EXCERPT PROVIDED:
+++++
My Word: Prime-time player

Fame, charm and a nice smile will help Lapid get into the Knesset, but being able to shine and survive there is something else altogether.

Yair Lapid 311 (photo credit: Courtesy)
Yair Lapid 311
(photo credit: Courtesy)
It’s safe to assume that I have been following Yair Lapid’s career with greater interest than he has been following mine. I read his columns every Friday in the mass-circulation Hebrew tabloid Yediot Aharonot, and I realized that rumors of his imminent move from media personality to political candidate were well-founded, not only because of the change in his writings, but because Yediot recently brought in big-name singer/media presenter Shlomo Artzi. This was clearly to try to prevent a void when Lapid quit.
Although I don’t watch Friday night TV, the one time our paths crossed in person was when he was beginning his television career, on Channel 1, with an entertainment program which might as well have been called The Yair Lapid Show, but was officially called Finishing the Week.
It was 1995 and Lapid was a goodl-ooking, up-and-coming ratings king. I asked to interview him as the show was being pre-recorded to get a better picture of someone who was clearly intent on going places.
As I noted at the time, Lapid, then 32, is the sort of person people love to hate: young, charming and successful.
When he handed female guests red roses, I could imagine mothers all over the country sighing to themselves “What a nice young man!” and younger women creating a fleeting Friday night fantasy involving a sensitive, courteous hero looking a lot like Lapid, although perhaps a bit taller.
He managed to maintain his humor and charm throughout our interview – despite the distractions stemming from a very details-oriented, hands-on approach to the job.
Last week I heard he’d given up smoking cigars, which could potentially harm his image in the post-social protest political arena. I wondered if he had also stopped chewing his nails, which along with chain-smoking was a giveaway sign of nervousness before that Friday night show.
Lapid was such a pleasure to interview that I still remember snatches of the offthe- record comments – which I will continue to respect in this column, although at the time he asked me not to mention the traumatic death of his sister in a car accident, something he has since written about himself.
At that time, he was a columnist in Ma’ariv’s weekend magazine and openly sought a role as a “serious journalist.”
“Sometimes I do pay a price by sticking by the rules of the game for Friday prime time, but I pay the price because this is my job and my personal plans aren’t always relevant,” he told me. “I made a decision that it’s not a matter of [the program] being too light, but that I’m not prepared to be bored.
+++++
GOAL 1:
In the column about Yair Lapid, write out again the part that begins with the words "Yair Lapid 311 (photo" and ends with "Finishing the Week.", substituting "articles" for "columns".
+++++
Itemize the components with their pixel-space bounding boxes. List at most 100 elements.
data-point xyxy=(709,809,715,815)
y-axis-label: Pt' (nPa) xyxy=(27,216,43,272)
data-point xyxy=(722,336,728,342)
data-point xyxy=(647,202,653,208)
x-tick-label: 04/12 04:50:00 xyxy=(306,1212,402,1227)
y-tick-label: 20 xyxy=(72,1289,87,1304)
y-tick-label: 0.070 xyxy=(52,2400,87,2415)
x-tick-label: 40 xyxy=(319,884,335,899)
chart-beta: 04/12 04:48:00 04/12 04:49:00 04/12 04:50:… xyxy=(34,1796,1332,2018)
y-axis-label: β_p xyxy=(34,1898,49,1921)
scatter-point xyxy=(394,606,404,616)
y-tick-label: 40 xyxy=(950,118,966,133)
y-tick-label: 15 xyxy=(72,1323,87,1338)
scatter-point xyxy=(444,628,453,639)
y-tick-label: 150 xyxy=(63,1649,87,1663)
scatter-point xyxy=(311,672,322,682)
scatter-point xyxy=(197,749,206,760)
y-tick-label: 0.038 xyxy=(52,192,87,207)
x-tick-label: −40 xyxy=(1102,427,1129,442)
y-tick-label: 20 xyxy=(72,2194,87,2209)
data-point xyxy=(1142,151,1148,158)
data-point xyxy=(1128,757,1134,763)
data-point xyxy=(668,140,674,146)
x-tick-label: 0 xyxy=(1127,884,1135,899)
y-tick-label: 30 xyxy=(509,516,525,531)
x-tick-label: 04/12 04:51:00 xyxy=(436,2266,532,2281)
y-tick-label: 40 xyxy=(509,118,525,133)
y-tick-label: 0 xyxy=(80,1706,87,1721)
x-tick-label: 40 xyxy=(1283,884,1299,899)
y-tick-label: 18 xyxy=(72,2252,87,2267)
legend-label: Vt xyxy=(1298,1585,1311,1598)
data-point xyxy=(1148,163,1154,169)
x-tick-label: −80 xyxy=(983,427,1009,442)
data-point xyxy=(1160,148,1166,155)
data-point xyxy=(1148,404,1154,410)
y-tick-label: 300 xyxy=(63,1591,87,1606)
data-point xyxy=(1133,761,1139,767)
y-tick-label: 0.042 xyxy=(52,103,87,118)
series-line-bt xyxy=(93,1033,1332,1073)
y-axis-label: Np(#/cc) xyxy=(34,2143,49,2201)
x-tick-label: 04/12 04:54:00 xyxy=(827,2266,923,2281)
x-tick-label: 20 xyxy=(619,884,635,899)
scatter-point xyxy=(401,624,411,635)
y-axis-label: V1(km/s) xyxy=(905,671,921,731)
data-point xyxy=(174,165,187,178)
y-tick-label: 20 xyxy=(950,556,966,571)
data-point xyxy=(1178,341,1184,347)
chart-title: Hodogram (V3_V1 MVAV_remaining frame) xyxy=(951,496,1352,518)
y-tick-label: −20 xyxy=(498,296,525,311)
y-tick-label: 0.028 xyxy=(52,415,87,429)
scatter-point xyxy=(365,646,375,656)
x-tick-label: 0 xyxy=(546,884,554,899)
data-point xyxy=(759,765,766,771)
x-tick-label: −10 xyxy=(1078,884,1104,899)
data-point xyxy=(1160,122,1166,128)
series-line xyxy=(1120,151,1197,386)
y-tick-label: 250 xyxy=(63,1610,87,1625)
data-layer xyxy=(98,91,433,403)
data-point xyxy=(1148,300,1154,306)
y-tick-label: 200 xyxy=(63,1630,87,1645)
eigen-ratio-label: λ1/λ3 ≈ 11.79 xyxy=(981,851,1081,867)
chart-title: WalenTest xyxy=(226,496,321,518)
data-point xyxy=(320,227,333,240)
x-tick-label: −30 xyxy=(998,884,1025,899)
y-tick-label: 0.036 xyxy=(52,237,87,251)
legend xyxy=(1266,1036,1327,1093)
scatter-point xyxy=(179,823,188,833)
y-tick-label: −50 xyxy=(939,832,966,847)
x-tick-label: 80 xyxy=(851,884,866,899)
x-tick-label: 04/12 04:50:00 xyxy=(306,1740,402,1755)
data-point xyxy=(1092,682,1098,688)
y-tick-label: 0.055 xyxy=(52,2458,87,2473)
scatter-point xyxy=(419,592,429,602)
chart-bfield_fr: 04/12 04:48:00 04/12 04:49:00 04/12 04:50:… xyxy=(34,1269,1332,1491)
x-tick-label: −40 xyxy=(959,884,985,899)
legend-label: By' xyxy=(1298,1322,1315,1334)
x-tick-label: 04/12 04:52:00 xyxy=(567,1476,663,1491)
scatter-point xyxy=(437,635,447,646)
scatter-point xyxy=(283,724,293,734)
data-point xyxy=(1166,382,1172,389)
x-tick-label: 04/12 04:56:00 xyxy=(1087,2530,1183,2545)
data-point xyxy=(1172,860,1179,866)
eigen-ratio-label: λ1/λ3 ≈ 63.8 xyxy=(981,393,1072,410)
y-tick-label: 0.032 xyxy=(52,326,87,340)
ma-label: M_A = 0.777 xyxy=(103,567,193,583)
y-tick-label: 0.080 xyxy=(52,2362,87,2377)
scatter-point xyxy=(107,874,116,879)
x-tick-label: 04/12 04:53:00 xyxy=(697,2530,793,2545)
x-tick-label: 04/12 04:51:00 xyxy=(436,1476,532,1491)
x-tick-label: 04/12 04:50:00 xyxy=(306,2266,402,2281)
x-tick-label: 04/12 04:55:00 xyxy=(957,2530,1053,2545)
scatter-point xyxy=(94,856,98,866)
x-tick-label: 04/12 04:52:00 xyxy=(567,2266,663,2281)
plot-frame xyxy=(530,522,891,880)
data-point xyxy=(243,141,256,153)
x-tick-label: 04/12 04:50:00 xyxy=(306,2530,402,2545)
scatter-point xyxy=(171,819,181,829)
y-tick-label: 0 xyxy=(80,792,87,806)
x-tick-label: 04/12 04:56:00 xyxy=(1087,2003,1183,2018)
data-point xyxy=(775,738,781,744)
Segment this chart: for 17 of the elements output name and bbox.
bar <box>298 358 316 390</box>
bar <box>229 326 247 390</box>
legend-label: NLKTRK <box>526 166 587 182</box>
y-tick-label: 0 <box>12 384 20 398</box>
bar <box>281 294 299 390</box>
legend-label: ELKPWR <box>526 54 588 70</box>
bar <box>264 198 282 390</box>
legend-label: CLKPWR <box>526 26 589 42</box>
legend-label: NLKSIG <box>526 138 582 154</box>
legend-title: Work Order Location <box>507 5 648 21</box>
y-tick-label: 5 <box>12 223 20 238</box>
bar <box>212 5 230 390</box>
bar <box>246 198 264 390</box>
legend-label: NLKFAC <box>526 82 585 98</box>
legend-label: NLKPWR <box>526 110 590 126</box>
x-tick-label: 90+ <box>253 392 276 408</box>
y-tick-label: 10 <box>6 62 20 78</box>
+++++
GOAL 2:
Reproduce the records word for word, from their first line through the line that contains "y-tick-label: 20 xyxy=(72,1289,87,1304)".

FULL ANSWER 1:
Yair Lapid 311 (photo credit: Courtesy)
Yair Lapid 311
(photo credit: Courtesy)
It’s safe to assume that I have been following Yair Lapid’s career with greater interest than he has been following mine. I read his articles every Friday in the mass-circulation Hebrew tabloid Yediot Aharonot, and I realized that rumors of his imminent move from media personality to political candidate were well-founded, not only because of the change in his writings, but because Yediot recently brought in big-name singer/media presenter Shlomo Artzi. This was clearly to try to prevent a void when Lapid quit.
Although I don’t watch Friday night TV, the one time our paths crossed in person was when he was beginning his television career, on Channel 1, with an entertainment program which might as well have been called The Yair Lapid Show, but was officially called Finishing the Week.

FULL ANSWER 2:
Itemize the components with their pixel-space bounding boxes. List at most 100 elements.
data-point xyxy=(709,809,715,815)
y-axis-label: Pt' (nPa) xyxy=(27,216,43,272)
data-point xyxy=(722,336,728,342)
data-point xyxy=(647,202,653,208)
x-tick-label: 04/12 04:50:00 xyxy=(306,1212,402,1227)
y-tick-label: 20 xyxy=(72,1289,87,1304)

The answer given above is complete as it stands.